(WHAT IS BEING ASKED):
Quote the listing in full, exactly as given, minus any pictures.

[Start DATA RECORDS]

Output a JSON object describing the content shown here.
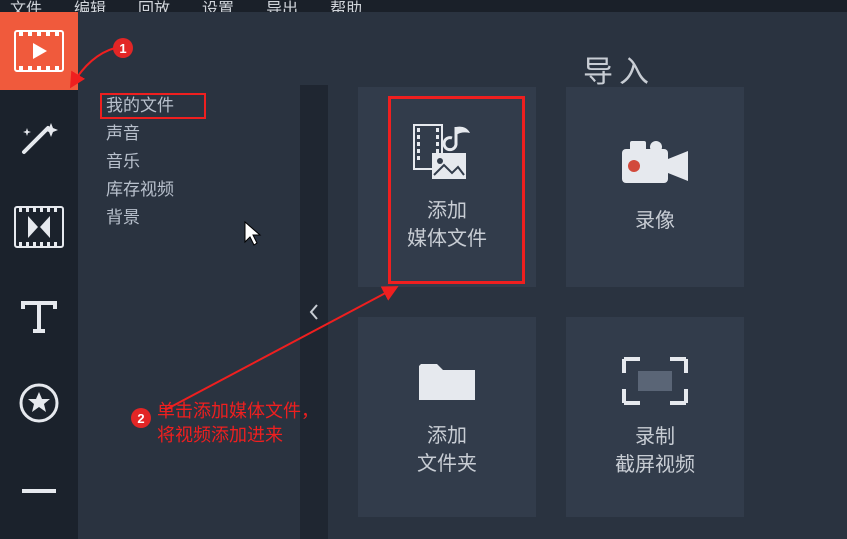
{
  "menu": {
    "items": [
      "文件",
      "编辑",
      "回放",
      "设置",
      "导出",
      "帮助"
    ]
  },
  "sidebar": {
    "items": [
      "我的文件",
      "声音",
      "音乐",
      "库存视频",
      "背景"
    ]
  },
  "main": {
    "title": "导入",
    "tiles": [
      {
        "label1": "添加",
        "label2": "媒体文件"
      },
      {
        "label1": "录像",
        "label2": ""
      },
      {
        "label1": "添加",
        "label2": "文件夹"
      },
      {
        "label1": "录制",
        "label2": "截屏视频"
      }
    ]
  },
  "annotations": {
    "badge1": "1",
    "badge2": "2",
    "text_line1": "单击添加媒体文件，",
    "text_line2": "将视频添加进来"
  }
}
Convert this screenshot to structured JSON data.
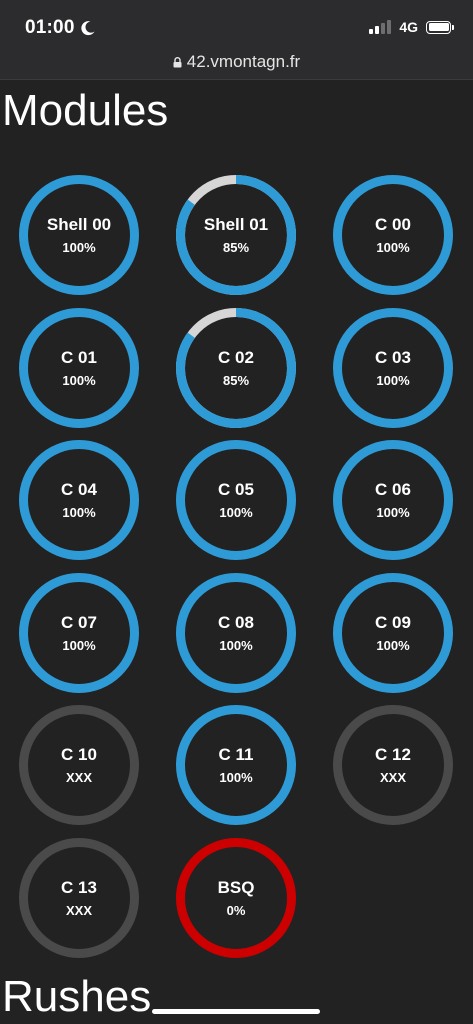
{
  "status_bar": {
    "time": "01:00",
    "focus_icon": "moon-icon",
    "signal_icon": "signal-bars-icon",
    "network": "4G",
    "battery_icon": "battery-icon"
  },
  "browser": {
    "lock_icon": "lock-icon",
    "url": "42.vmontagn.fr"
  },
  "colors": {
    "complete": "#2e9bd6",
    "track": "#d6d6d6",
    "locked": "#4a4a4a",
    "failed": "#cc0000",
    "background": "#222222"
  },
  "sections": {
    "modules_title": "Modules",
    "rushes_title": "Rushes"
  },
  "modules": [
    {
      "name": "Shell 00",
      "percent_text": "100%",
      "progress": 1.0,
      "status": "complete"
    },
    {
      "name": "Shell 01",
      "percent_text": "85%",
      "progress": 0.85,
      "status": "complete"
    },
    {
      "name": "C 00",
      "percent_text": "100%",
      "progress": 1.0,
      "status": "complete"
    },
    {
      "name": "C 01",
      "percent_text": "100%",
      "progress": 1.0,
      "status": "complete"
    },
    {
      "name": "C 02",
      "percent_text": "85%",
      "progress": 0.85,
      "status": "complete"
    },
    {
      "name": "C 03",
      "percent_text": "100%",
      "progress": 1.0,
      "status": "complete"
    },
    {
      "name": "C 04",
      "percent_text": "100%",
      "progress": 1.0,
      "status": "complete"
    },
    {
      "name": "C 05",
      "percent_text": "100%",
      "progress": 1.0,
      "status": "complete"
    },
    {
      "name": "C 06",
      "percent_text": "100%",
      "progress": 1.0,
      "status": "complete"
    },
    {
      "name": "C 07",
      "percent_text": "100%",
      "progress": 1.0,
      "status": "complete"
    },
    {
      "name": "C 08",
      "percent_text": "100%",
      "progress": 1.0,
      "status": "complete"
    },
    {
      "name": "C 09",
      "percent_text": "100%",
      "progress": 1.0,
      "status": "complete"
    },
    {
      "name": "C 10",
      "percent_text": "XXX",
      "progress": 1.0,
      "status": "locked"
    },
    {
      "name": "C 11",
      "percent_text": "100%",
      "progress": 1.0,
      "status": "complete"
    },
    {
      "name": "C 12",
      "percent_text": "XXX",
      "progress": 1.0,
      "status": "locked"
    },
    {
      "name": "C 13",
      "percent_text": "XXX",
      "progress": 1.0,
      "status": "locked"
    },
    {
      "name": "BSQ",
      "percent_text": "0%",
      "progress": 1.0,
      "status": "failed"
    }
  ]
}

[End DATA RECORDS]

(PROBLEM SOLUTION):
Output a JSON object describing the content shown here.
{
  "menu": {
    "items": [
      "文件",
      "编辑",
      "回放",
      "设置",
      "导出",
      "帮助"
    ]
  },
  "sidebar": {
    "items": [
      "我的文件",
      "声音",
      "音乐",
      "库存视频",
      "背景"
    ]
  },
  "main": {
    "title": "导入",
    "tiles": [
      {
        "label1": "添加",
        "label2": "媒体文件"
      },
      {
        "label1": "录像",
        "label2": ""
      },
      {
        "label1": "添加",
        "label2": "文件夹"
      },
      {
        "label1": "录制",
        "label2": "截屏视频"
      }
    ]
  },
  "annotations": {
    "badge1": "1",
    "badge2": "2",
    "text_line1": "单击添加媒体文件，",
    "text_line2": "将视频添加进来"
  }
}
Convert this screenshot to structured JSON data.
{
  "status_bar": {
    "time": "01:00",
    "focus_icon": "moon-icon",
    "signal_icon": "signal-bars-icon",
    "network": "4G",
    "battery_icon": "battery-icon"
  },
  "browser": {
    "lock_icon": "lock-icon",
    "url": "42.vmontagn.fr"
  },
  "colors": {
    "complete": "#2e9bd6",
    "track": "#d6d6d6",
    "locked": "#4a4a4a",
    "failed": "#cc0000",
    "background": "#222222"
  },
  "sections": {
    "modules_title": "Modules",
    "rushes_title": "Rushes"
  },
  "modules": [
    {
      "name": "Shell 00",
      "percent_text": "100%",
      "progress": 1.0,
      "status": "complete"
    },
    {
      "name": "Shell 01",
      "percent_text": "85%",
      "progress": 0.85,
      "status": "complete"
    },
    {
      "name": "C 00",
      "percent_text": "100%",
      "progress": 1.0,
      "status": "complete"
    },
    {
      "name": "C 01",
      "percent_text": "100%",
      "progress": 1.0,
      "status": "complete"
    },
    {
      "name": "C 02",
      "percent_text": "85%",
      "progress": 0.85,
      "status": "complete"
    },
    {
      "name": "C 03",
      "percent_text": "100%",
      "progress": 1.0,
      "status": "complete"
    },
    {
      "name": "C 04",
      "percent_text": "100%",
      "progress": 1.0,
      "status": "complete"
    },
    {
      "name": "C 05",
      "percent_text": "100%",
      "progress": 1.0,
      "status": "complete"
    },
    {
      "name": "C 06",
      "percent_text": "100%",
      "progress": 1.0,
      "status": "complete"
    },
    {
      "name": "C 07",
      "percent_text": "100%",
      "progress": 1.0,
      "status": "complete"
    },
    {
      "name": "C 08",
      "percent_text": "100%",
      "progress": 1.0,
      "status": "complete"
    },
    {
      "name": "C 09",
      "percent_text": "100%",
      "progress": 1.0,
      "status": "complete"
    },
    {
      "name": "C 10",
      "percent_text": "XXX",
      "progress": 1.0,
      "status": "locked"
    },
    {
      "name": "C 11",
      "percent_text": "100%",
      "progress": 1.0,
      "status": "complete"
    },
    {
      "name": "C 12",
      "percent_text": "XXX",
      "progress": 1.0,
      "status": "locked"
    },
    {
      "name": "C 13",
      "percent_text": "XXX",
      "progress": 1.0,
      "status": "locked"
    },
    {
      "name": "BSQ",
      "percent_text": "0%",
      "progress": 1.0,
      "status": "failed"
    }
  ]
}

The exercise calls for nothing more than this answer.